THE EXERCISE: Repeat all of the records verbatim.
[START]
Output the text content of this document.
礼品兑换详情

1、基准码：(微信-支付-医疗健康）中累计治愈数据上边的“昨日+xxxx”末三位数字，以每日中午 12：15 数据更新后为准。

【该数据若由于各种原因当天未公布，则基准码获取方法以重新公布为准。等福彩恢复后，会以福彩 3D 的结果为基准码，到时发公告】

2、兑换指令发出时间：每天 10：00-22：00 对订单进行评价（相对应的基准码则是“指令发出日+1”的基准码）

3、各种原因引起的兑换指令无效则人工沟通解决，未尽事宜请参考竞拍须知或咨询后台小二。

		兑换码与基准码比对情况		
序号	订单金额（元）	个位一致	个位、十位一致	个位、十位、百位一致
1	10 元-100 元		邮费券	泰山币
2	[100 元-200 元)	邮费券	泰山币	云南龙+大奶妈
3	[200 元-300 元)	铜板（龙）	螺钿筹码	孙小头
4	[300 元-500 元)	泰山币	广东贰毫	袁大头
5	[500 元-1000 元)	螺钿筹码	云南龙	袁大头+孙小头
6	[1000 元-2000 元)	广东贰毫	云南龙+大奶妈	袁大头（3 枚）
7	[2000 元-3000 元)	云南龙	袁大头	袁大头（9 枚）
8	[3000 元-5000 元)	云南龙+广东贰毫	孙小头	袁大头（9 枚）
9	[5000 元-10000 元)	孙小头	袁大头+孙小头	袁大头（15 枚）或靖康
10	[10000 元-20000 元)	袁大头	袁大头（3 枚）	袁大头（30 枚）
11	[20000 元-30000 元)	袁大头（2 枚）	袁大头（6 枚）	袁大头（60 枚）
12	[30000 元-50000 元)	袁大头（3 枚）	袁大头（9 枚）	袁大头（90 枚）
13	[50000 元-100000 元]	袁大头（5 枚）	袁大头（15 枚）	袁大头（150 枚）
[END]
OUTPUT OF THE TASK:
Output the text content of this document.
礼品兑换详情

1、基准码：(微信-支付-医疗健康）中累计治愈数据上边的“昨日+xxxx”末三位数字，以每日中午 12：15 数据更新后为准。

【该数据若由于各种原因当天未公布，则基准码获取方法以重新公布为准。等福彩恢复后，会以福彩 3D 的结果为基准码，到时发公告】

2、兑换指令发出时间：每天 10：00-22：00 对订单进行评价（相对应的基准码则是“指令发出日+1”的基准码）

3、各种原因引起的兑换指令无效则人工沟通解决，未尽事宜请参考竞拍须知或咨询后台小二。

		兑换码与基准码比对情况		
序号	订单金额（元）	个位一致	个位、十位一致	个位、十位、百位一致
1	10 元-100 元		邮费券	泰山币
2	[100 元-200 元)	邮费券	泰山币	云南龙+大奶妈
3	[200 元-300 元)	铜板（龙）	螺钿筹码	孙小头
4	[300 元-500 元)	泰山币	广东贰毫	袁大头
5	[500 元-1000 元)	螺钿筹码	云南龙	袁大头+孙小头
6	[1000 元-2000 元)	广东贰毫	云南龙+大奶妈	袁大头（3 枚）
7	[2000 元-3000 元)	云南龙	袁大头	袁大头（9 枚）
8	[3000 元-5000 元)	云南龙+广东贰毫	孙小头	袁大头（9 枚）
9	[5000 元-10000 元)	孙小头	袁大头+孙小头	袁大头（15 枚）或靖康
10	[10000 元-20000 元)	袁大头	袁大头（3 枚）	袁大头（30 枚）
11	[20000 元-30000 元)	袁大头（2 枚）	袁大头（6 枚）	袁大头（60 枚）
12	[30000 元-50000 元)	袁大头（3 枚）	袁大头（9 枚）	袁大头（90 枚）
13	[50000 元-100000 元]	袁大头（5 枚）	袁大头（15 枚）	袁大头（150 枚）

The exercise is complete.